» **What you need to do**
Reproduce each line of the items verbatim, everything from the start down to the line that contains "table-row <box>373 577 849 607</box>", both ends included.

» **Records to process**
--------
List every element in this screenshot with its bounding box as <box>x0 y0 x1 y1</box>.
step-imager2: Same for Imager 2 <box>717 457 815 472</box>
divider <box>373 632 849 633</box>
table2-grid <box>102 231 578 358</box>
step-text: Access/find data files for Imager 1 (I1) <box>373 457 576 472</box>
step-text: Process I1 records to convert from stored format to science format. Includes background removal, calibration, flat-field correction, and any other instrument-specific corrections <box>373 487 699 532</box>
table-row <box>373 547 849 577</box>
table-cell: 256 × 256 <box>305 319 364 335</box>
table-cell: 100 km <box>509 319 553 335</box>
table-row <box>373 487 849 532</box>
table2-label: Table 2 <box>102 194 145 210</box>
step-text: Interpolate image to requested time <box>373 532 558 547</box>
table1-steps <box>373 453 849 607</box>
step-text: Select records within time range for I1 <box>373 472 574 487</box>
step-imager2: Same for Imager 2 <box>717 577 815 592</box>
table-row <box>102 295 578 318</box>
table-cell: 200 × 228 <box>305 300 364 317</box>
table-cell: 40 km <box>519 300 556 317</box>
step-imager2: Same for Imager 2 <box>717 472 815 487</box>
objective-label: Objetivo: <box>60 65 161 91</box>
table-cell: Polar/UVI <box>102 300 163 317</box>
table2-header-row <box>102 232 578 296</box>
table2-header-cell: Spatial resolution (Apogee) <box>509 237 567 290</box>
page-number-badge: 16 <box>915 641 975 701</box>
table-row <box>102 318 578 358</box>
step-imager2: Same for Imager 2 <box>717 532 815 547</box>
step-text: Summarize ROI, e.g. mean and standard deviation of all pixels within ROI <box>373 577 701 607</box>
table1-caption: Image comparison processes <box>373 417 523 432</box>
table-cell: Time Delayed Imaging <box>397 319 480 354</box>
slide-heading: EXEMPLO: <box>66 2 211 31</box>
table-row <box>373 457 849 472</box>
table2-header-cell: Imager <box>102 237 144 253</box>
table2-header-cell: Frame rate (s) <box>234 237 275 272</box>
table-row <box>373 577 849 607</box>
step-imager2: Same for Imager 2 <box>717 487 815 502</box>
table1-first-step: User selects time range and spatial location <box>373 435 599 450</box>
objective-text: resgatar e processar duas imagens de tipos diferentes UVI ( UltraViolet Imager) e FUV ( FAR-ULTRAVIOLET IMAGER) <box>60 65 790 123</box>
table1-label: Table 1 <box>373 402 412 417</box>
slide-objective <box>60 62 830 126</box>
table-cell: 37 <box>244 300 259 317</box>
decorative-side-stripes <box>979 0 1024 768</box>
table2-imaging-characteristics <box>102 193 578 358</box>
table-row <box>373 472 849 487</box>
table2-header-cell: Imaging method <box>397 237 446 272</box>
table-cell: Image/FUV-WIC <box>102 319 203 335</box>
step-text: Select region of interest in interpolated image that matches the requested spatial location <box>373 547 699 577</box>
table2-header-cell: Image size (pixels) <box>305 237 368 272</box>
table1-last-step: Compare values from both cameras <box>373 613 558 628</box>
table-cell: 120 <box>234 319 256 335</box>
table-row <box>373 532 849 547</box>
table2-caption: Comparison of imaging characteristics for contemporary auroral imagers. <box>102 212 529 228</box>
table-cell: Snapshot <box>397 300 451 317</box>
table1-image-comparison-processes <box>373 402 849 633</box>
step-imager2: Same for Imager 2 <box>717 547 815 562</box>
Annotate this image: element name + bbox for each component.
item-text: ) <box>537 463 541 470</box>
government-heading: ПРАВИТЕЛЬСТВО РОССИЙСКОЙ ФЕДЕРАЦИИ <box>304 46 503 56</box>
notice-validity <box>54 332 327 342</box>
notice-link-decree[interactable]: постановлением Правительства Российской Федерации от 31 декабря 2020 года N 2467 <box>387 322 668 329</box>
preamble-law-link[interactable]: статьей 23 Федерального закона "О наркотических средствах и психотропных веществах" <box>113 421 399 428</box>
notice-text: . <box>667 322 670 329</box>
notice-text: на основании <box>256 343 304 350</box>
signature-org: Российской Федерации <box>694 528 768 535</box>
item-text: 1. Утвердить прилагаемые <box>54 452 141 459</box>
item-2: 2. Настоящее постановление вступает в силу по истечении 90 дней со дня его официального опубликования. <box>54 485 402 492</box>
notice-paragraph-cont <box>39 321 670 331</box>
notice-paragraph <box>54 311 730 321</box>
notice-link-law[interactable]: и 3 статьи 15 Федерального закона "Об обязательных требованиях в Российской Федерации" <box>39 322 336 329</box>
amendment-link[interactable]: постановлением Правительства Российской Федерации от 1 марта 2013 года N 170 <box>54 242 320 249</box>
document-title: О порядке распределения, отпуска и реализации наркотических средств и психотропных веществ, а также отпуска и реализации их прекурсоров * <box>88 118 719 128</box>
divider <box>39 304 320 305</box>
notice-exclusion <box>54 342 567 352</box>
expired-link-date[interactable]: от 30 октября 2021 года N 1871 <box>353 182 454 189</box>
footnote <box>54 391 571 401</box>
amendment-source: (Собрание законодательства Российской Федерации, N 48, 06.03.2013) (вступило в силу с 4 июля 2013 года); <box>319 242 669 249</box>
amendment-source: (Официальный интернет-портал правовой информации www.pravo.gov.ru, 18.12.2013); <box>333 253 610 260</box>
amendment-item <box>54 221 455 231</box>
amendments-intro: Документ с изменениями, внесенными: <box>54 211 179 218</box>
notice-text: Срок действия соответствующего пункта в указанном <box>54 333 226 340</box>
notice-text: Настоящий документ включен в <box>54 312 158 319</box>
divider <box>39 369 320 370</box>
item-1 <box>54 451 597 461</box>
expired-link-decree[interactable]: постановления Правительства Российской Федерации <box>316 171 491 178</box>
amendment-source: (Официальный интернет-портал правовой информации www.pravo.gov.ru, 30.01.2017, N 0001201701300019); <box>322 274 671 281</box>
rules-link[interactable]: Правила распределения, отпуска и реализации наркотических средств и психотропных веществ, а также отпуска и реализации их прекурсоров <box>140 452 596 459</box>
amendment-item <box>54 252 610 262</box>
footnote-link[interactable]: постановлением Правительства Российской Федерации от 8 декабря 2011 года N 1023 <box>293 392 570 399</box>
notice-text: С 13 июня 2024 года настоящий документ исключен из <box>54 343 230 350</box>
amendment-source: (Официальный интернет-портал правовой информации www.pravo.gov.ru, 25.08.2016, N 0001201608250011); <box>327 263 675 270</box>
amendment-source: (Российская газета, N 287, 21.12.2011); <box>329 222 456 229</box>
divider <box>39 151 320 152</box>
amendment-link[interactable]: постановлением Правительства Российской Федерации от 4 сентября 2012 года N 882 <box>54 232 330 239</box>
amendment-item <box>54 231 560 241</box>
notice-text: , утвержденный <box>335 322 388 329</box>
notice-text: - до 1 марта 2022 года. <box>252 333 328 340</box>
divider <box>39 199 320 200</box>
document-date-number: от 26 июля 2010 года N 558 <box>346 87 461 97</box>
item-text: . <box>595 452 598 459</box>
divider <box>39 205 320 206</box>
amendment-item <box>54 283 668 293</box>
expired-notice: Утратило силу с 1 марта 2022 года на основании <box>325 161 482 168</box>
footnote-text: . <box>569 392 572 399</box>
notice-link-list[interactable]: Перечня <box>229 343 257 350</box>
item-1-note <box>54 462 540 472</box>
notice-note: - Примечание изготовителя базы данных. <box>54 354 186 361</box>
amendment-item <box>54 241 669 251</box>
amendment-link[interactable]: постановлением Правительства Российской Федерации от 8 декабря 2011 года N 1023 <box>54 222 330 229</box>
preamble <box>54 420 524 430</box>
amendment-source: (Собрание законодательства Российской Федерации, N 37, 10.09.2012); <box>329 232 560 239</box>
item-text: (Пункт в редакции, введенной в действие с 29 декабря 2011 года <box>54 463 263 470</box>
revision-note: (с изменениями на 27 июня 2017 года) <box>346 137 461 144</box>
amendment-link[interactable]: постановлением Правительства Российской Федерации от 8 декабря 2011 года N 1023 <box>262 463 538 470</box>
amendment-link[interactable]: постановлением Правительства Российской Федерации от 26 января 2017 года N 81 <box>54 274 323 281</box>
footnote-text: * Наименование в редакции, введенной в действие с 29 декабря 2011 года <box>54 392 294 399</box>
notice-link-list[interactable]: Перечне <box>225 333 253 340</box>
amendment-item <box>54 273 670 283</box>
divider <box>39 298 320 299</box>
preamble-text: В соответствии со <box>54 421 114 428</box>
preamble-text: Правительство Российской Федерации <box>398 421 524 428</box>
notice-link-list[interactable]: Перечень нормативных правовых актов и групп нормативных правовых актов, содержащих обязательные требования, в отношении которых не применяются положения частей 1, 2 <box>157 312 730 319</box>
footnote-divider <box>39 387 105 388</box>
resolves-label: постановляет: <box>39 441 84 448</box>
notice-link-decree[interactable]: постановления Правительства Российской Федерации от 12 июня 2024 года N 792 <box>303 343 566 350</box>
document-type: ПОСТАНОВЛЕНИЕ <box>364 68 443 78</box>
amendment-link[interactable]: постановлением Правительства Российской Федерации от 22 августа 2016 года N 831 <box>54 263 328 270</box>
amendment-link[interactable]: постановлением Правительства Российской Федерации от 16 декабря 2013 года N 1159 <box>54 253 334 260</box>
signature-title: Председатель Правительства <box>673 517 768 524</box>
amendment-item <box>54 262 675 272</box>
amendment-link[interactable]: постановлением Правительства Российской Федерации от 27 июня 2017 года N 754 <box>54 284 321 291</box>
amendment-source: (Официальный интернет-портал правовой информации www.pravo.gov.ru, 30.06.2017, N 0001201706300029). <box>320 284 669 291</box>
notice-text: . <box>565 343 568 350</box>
--------
» **Correct response**
List every element in this screenshot with its bounding box as <box>x0 y0 x1 y1</box>.
step-imager2: Same for Imager 2 <box>717 457 815 472</box>
divider <box>373 632 849 633</box>
table2-grid <box>102 231 578 358</box>
step-text: Access/find data files for Imager 1 (I1) <box>373 457 576 472</box>
step-text: Process I1 records to convert from stored format to science format. Includes background removal, calibration, flat-field correction, and any other instrument-specific corrections <box>373 487 699 532</box>
table-row <box>373 547 849 577</box>
table-cell: 256 × 256 <box>305 319 364 335</box>
table-cell: 100 km <box>509 319 553 335</box>
table-row <box>373 487 849 532</box>
table2-label: Table 2 <box>102 194 145 210</box>
step-text: Interpolate image to requested time <box>373 532 558 547</box>
table1-steps <box>373 453 849 607</box>
step-text: Select records within time range for I1 <box>373 472 574 487</box>
step-imager2: Same for Imager 2 <box>717 577 815 592</box>
table-row <box>102 295 578 318</box>
table-cell: 200 × 228 <box>305 300 364 317</box>
table-cell: 40 km <box>519 300 556 317</box>
step-imager2: Same for Imager 2 <box>717 472 815 487</box>
objective-label: Objetivo: <box>60 65 161 91</box>
table-cell: Polar/UVI <box>102 300 163 317</box>
table2-header-row <box>102 232 578 296</box>
table2-header-cell: Spatial resolution (Apogee) <box>509 237 567 290</box>
page-number-badge: 16 <box>915 641 975 701</box>
table-row <box>102 318 578 358</box>
step-imager2: Same for Imager 2 <box>717 532 815 547</box>
step-text: Summarize ROI, e.g. mean and standard deviation of all pixels within ROI <box>373 577 701 607</box>
table1-caption: Image comparison processes <box>373 417 523 432</box>
table-cell: Time Delayed Imaging <box>397 319 480 354</box>
slide-heading: EXEMPLO: <box>66 2 211 31</box>
table-row <box>373 457 849 472</box>
table2-header-cell: Imager <box>102 237 144 253</box>
table2-header-cell: Frame rate (s) <box>234 237 275 272</box>
table-row <box>373 577 849 607</box>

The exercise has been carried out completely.